Consigne 1
Dans les enregistrements, recopiez tout du début jusqu'à la ligne qui contient « alert-bubble-icon (490, 34, 507, 51) », incluse, en substituant « sensor-reading » à « sensor-value ». Le reste doit rester identique.

Extrait du document

....................

L’objectif de cette conférence était de favoriser une compréhension globale des implications sociétales de l’automatisation dans les différents modes de transport. Quatre panels rassemblaient des représentant·e·s des autorités belges et européennes, des acteurs économiques, des universitaires différents stakeholders. Canopea intervenait dans le quatrième panel intitulé « Transition vers l’automatisation : défis et stratégies ». Voici donc, très brièvement (nous aurons l’occasion d’y revenir) les éléments que nous y avons mis en avant, centrés sur les véhicules routiers.

Too much of a good thing

« Trop d’une bonne chose ». Cette expression anglophone résume parfaitement notre système de mobilité. Mais, plus exactement, qu’est-ce qui est trop, quels sont les défis de la mobilité, comment pouvons-nous les relever et les véhicules autonomes peuvent-ils nous y aider ?

D’un point de vue environnemental, les principaux effets négatifs de la mobilité sont : les émissions de gaz à effet de serre, les atteintes à la biodiversité, la pollution des sols, de l’eau et de l’air, le bruit, les victimes de la route, le manque d’activité physique, le manque de convivialité dans l’espace public … Et les principaux moteurs de ces effets négatifs, déjà identifiés par l’OCDE en 1996, sont : la croissance soutenue des flottes de véhicules, la taille, le poids et la puissance des véhicules et le nombre croissant de kilomètres. Tous ces « moteurs » concourent à intensifier l’extraction des matières premières, la consommation d’énergie, la génération de déchets et l’allocation d’un espace démesuré aux voitures et aux camions.

Des évolutions délétères

Entre 2001 et 2020, le parc automobile belge est passé de 4,7 à près de 6 millions d’unités. Dans le même temps, la masse des voitures neuves vendues dans notre pays a augmenté de 11%, leur vitesse de pointe de 9% et leur puissance de 42%.

Aujourd’hui, une voiture peut contenir 150 unités de contrôle électronique (ECU), voire plus. Son logiciel peut contenir 100 millions de lignes de code, voire plus. Une voiture peut également contenir jusqu’à 5 km de fils de cuivre pesant plus de 60 kg. L’Agence internationale de l’Energie (AIE) nous apprend également qu’une voiture électrique contient 25 kg de manganèse, 9 kg de lithium, 40 kg de nickel, 65 kg de graphite, 13 kg de cobalt et 0,5 kg de terres rares. Tous ces chiffres sont destinés à augmenter, notamment en raison de l’automatisation. Cela entraînera inévitablement des effets indésirables tant en termes de consommation d’énergie que de besoins en matières premières. En résulteront donc des dégradations de la biodiversité, des pollutions des sols, de l’eau et de l’air – et des dommages pour les communautés humaines concernées par les activités extractives.

Un bilan énergétique incertain

De nombreuses études soulignent les avantages potentiels que pourraient apporter les voitures autonomes : une conduite plus souple, une meilleure optimisation des itinéraires, le platooning (voitures roulant « en peloton »), un partage de véhicules plus aisé, etc.

....................

Données de travail
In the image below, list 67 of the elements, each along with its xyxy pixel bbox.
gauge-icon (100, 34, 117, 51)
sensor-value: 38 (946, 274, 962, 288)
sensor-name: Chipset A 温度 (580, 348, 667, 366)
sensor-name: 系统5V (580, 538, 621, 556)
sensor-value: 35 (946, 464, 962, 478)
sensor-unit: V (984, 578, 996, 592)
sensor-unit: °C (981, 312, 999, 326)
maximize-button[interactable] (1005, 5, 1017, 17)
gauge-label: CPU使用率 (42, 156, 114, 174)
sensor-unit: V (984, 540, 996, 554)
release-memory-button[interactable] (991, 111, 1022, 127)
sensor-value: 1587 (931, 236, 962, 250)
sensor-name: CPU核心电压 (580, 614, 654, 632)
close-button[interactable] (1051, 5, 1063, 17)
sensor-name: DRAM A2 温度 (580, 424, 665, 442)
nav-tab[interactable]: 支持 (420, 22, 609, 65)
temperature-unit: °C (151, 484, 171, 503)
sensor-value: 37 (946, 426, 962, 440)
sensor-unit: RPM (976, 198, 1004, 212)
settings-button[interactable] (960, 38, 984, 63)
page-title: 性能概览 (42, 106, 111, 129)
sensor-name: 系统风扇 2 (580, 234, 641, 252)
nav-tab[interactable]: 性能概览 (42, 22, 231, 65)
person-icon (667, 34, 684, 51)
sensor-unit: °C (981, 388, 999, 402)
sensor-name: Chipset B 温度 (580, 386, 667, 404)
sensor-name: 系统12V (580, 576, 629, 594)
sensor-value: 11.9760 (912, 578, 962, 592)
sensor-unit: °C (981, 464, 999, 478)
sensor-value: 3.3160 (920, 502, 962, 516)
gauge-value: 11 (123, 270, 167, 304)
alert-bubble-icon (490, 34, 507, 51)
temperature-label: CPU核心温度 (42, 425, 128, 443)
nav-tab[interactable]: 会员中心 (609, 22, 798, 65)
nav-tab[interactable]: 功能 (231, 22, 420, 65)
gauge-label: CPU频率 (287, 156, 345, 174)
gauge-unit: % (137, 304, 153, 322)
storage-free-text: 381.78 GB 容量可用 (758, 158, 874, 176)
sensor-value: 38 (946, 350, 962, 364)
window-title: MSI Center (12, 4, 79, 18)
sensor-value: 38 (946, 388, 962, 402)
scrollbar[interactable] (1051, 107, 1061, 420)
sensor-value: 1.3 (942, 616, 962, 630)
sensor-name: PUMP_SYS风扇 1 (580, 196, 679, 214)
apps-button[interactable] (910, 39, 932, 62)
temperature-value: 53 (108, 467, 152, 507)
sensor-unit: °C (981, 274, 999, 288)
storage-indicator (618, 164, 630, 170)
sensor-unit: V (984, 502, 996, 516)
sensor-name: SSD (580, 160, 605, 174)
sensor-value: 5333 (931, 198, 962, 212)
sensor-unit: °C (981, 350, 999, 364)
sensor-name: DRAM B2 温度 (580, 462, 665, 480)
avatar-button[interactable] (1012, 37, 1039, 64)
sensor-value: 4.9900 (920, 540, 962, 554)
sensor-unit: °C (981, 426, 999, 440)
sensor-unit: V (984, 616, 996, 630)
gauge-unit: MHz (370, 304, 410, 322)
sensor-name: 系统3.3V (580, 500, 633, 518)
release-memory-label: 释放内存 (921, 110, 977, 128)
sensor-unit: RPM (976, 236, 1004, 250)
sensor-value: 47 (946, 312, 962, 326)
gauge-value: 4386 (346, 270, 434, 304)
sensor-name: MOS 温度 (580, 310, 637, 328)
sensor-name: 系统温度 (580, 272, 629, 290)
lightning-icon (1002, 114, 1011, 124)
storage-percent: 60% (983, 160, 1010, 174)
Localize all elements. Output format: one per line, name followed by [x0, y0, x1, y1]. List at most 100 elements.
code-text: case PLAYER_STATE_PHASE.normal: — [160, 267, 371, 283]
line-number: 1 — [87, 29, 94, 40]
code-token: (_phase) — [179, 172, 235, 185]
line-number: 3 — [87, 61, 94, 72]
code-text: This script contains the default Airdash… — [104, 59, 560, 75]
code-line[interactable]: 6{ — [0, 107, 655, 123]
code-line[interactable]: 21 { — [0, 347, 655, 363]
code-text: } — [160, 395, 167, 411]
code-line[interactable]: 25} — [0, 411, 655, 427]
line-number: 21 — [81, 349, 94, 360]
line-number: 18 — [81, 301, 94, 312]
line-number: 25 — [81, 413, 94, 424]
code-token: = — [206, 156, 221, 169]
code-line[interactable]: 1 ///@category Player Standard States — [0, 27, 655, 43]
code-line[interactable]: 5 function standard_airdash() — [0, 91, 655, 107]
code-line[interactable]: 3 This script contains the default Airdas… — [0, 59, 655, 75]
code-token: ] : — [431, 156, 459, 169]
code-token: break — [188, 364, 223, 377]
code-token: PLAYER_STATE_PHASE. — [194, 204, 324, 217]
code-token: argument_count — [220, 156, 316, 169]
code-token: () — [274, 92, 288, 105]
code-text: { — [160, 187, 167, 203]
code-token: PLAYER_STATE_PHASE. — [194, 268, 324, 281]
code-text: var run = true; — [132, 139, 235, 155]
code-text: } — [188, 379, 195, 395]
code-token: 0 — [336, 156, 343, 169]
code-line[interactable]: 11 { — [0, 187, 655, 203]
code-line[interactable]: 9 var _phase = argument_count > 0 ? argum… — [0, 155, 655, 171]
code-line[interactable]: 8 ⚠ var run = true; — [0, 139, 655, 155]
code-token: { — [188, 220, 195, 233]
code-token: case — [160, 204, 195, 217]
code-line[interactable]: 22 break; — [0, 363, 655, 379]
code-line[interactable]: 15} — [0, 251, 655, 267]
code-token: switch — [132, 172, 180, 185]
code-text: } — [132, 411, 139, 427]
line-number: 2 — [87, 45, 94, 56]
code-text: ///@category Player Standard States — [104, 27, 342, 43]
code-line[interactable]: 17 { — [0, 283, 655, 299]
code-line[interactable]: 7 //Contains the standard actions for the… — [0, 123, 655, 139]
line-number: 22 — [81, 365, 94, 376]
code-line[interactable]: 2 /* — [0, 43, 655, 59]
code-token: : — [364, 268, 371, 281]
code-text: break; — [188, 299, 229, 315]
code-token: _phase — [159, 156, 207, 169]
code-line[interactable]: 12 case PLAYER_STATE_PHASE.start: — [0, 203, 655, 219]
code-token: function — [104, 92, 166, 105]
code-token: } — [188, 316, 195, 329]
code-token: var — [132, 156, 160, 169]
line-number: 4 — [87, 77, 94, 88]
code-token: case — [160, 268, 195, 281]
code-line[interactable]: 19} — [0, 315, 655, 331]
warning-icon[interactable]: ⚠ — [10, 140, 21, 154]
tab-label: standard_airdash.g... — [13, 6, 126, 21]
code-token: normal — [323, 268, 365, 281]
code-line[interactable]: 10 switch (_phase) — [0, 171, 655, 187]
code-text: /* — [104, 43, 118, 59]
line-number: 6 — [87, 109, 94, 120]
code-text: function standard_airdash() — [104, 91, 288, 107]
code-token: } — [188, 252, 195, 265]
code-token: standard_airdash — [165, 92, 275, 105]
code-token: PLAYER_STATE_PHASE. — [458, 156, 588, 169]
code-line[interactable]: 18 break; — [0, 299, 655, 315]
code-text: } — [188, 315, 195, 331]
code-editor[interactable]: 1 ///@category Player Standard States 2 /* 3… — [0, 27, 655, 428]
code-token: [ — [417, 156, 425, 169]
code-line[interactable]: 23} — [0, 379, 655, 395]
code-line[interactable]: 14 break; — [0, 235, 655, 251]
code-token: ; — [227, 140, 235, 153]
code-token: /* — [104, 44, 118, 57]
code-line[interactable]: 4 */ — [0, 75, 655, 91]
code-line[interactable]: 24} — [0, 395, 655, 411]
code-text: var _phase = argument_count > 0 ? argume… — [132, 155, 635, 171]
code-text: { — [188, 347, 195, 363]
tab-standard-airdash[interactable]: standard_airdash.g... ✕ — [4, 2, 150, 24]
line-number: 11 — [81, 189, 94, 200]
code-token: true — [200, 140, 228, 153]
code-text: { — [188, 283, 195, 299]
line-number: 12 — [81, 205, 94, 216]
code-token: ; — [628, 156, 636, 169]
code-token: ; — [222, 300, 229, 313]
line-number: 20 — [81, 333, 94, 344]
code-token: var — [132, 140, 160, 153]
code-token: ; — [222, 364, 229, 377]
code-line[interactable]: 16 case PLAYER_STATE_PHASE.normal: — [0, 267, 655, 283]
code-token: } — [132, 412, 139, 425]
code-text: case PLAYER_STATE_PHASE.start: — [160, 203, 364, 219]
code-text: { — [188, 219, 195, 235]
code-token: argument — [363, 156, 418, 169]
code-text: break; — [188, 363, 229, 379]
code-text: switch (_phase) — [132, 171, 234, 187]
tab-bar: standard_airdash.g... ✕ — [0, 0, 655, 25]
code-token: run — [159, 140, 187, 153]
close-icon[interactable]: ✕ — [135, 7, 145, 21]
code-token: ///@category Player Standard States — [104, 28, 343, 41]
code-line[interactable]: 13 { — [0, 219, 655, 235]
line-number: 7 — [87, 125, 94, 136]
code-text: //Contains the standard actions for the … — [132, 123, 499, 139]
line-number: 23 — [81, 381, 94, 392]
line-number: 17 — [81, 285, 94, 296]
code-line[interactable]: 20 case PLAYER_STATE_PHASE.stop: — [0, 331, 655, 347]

....................

Consigne 2
Répondez à ces questions d'après l'extrait sur l'automatisation des transports :
(a) Combien d'unités comptait le parc automobile belge en 2001 ?
(b) Selon l'AIE, combien de kilogrammes de lithium une voiture électrique contient-elle ?
(c) Quel organisme avait déjà identifié en 1996 les principaux moteurs des effets négatifs de la mobilité ?

Réponse rédigée 1
In the image below, list 67 of the elements, each along with its xyxy pixel bbox.
gauge-icon (100, 34, 117, 51)
sensor-reading: 38 (946, 274, 962, 288)
sensor-name: Chipset A 温度 (580, 348, 667, 366)
sensor-name: 系统5V (580, 538, 621, 556)
sensor-reading: 35 (946, 464, 962, 478)
sensor-unit: V (984, 578, 996, 592)
sensor-unit: °C (981, 312, 999, 326)
maximize-button[interactable] (1005, 5, 1017, 17)
gauge-label: CPU使用率 (42, 156, 114, 174)
sensor-unit: V (984, 540, 996, 554)
release-memory-button[interactable] (991, 111, 1022, 127)
sensor-reading: 1587 (931, 236, 962, 250)
sensor-name: CPU核心电压 (580, 614, 654, 632)
close-button[interactable] (1051, 5, 1063, 17)
sensor-name: DRAM A2 温度 (580, 424, 665, 442)
nav-tab[interactable]: 支持 (420, 22, 609, 65)
temperature-unit: °C (151, 484, 171, 503)
sensor-reading: 37 (946, 426, 962, 440)
sensor-unit: RPM (976, 198, 1004, 212)
settings-button[interactable] (960, 38, 984, 63)
page-title: 性能概览 (42, 106, 111, 129)
sensor-name: 系统风扇 2 (580, 234, 641, 252)
nav-tab[interactable]: 性能概览 (42, 22, 231, 65)
person-icon (667, 34, 684, 51)
sensor-unit: °C (981, 388, 999, 402)
sensor-name: Chipset B 温度 (580, 386, 667, 404)
sensor-name: 系统12V (580, 576, 629, 594)
sensor-reading: 11.9760 (912, 578, 962, 592)
sensor-unit: °C (981, 464, 999, 478)
sensor-reading: 3.3160 (920, 502, 962, 516)
gauge-value: 11 (123, 270, 167, 304)
alert-bubble-icon (490, 34, 507, 51)

Réponse rédigée 2
(a) 4,7 millions d'unités.
(b) 9 kg.
(c) L'OCDE.